- [Task statement]:
All of the lines below are to be printed again exactly; images are excluded from the output.

* BEGIN Dataset records *

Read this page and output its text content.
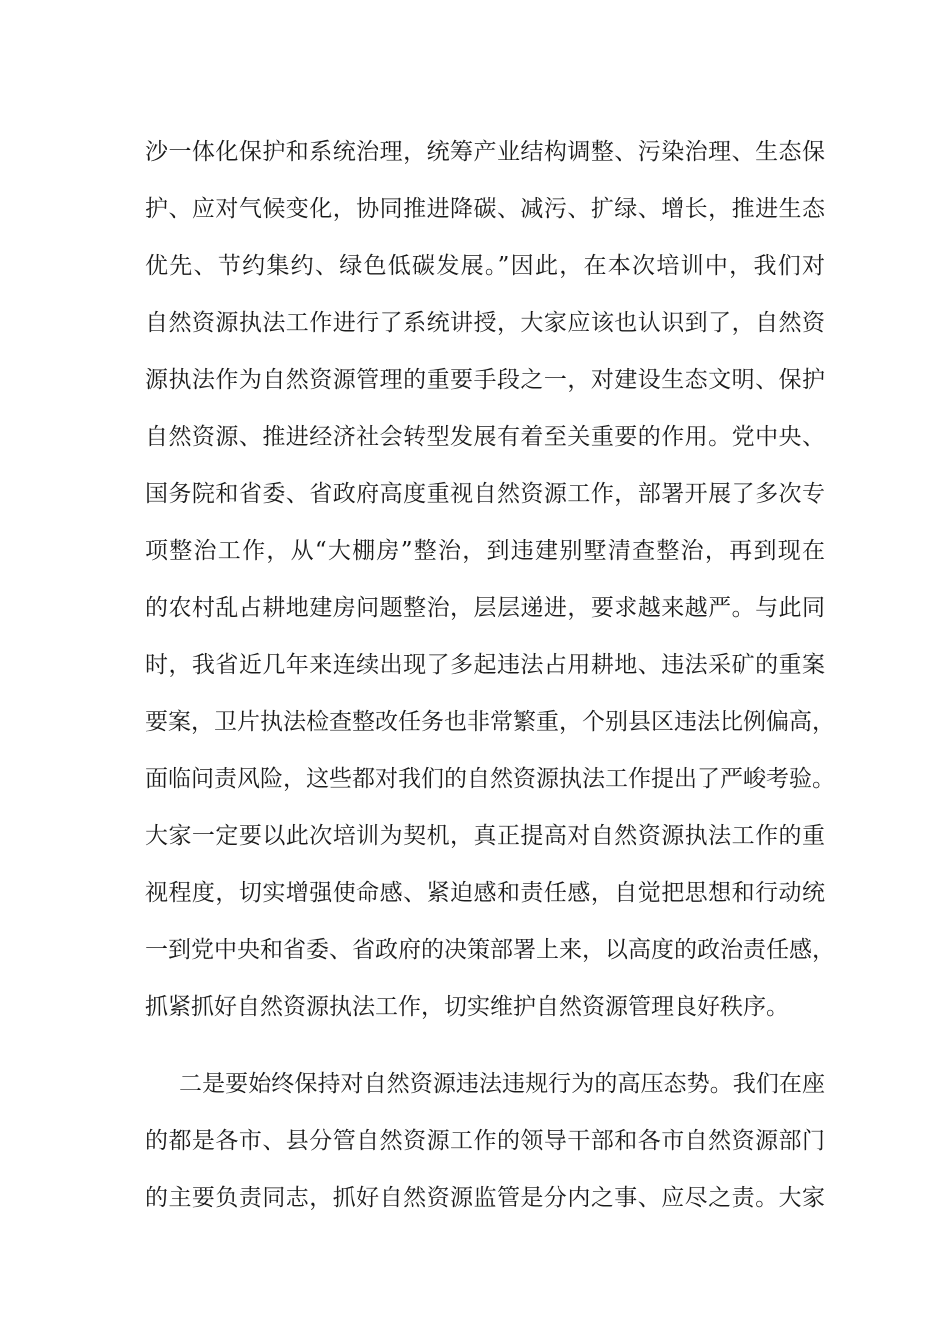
沙一体化保护和系统治理，统筹产业结构调整、污染治理、生态保
护、应对气候变化，协同推进降碳、减污、扩绿、增长，推进生态
优先、节约集约、绿色低碳发展。”因此，在本次培训中，我们对
自然资源执法工作进行了系统讲授，大家应该也认识到了，自然资
源执法作为自然资源管理的重要手段之一，对建设生态文明、保护
自然资源、推进经济社会转型发展有着至关重要的作用。党中央、
国务院和省委、省政府高度重视自然资源工作，部署开展了多次专
项整治工作，从“大棚房”整治，到违建别墅清查整治，再到现在
的农村乱占耕地建房问题整治，层层递进，要求越来越严。与此同
时，我省近几年来连续出现了多起违法占用耕地、违法采矿的重案
要案，卫片执法检查整改任务也非常繁重，个别县区违法比例偏高，
面临问责风险，这些都对我们的自然资源执法工作提出了严峻考验。
大家一定要以此次培训为契机，真正提高对自然资源执法工作的重
视程度，切实增强使命感、紧迫感和责任感，自觉把思想和行动统
一到党中央和省委、省政府的决策部署上来，以高度的政治责任感，
抓紧抓好自然资源执法工作，切实维护自然资源管理良好秩序。
二是要始终保持对自然资源违法违规行为的高压态势。我们在座
的都是各市、县分管自然资源工作的领导干部和各市自然资源部门
的主要负责同志，抓好自然资源监管是分内之事、应尽之责。大家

* END Dataset records *

- [Solution for this problem]:
Read this page and output its text content.
沙一体化保护和系统治理，统筹产业结构调整、污染治理、生态保
护、应对气候变化，协同推进降碳、减污、扩绿、增长，推进生态
优先、节约集约、绿色低碳发展。”因此，在本次培训中，我们对
自然资源执法工作进行了系统讲授，大家应该也认识到了，自然资
源执法作为自然资源管理的重要手段之一，对建设生态文明、保护
自然资源、推进经济社会转型发展有着至关重要的作用。党中央、
国务院和省委、省政府高度重视自然资源工作，部署开展了多次专
项整治工作，从“大棚房”整治，到违建别墅清查整治，再到现在
的农村乱占耕地建房问题整治，层层递进，要求越来越严。与此同
时，我省近几年来连续出现了多起违法占用耕地、违法采矿的重案
要案，卫片执法检查整改任务也非常繁重，个别县区违法比例偏高，
面临问责风险，这些都对我们的自然资源执法工作提出了严峻考验。
大家一定要以此次培训为契机，真正提高对自然资源执法工作的重
视程度，切实增强使命感、紧迫感和责任感，自觉把思想和行动统
一到党中央和省委、省政府的决策部署上来，以高度的政治责任感，
抓紧抓好自然资源执法工作，切实维护自然资源管理良好秩序。
二是要始终保持对自然资源违法违规行为的高压态势。我们在座
的都是各市、县分管自然资源工作的领导干部和各市自然资源部门
的主要负责同志，抓好自然资源监管是分内之事、应尽之责。大家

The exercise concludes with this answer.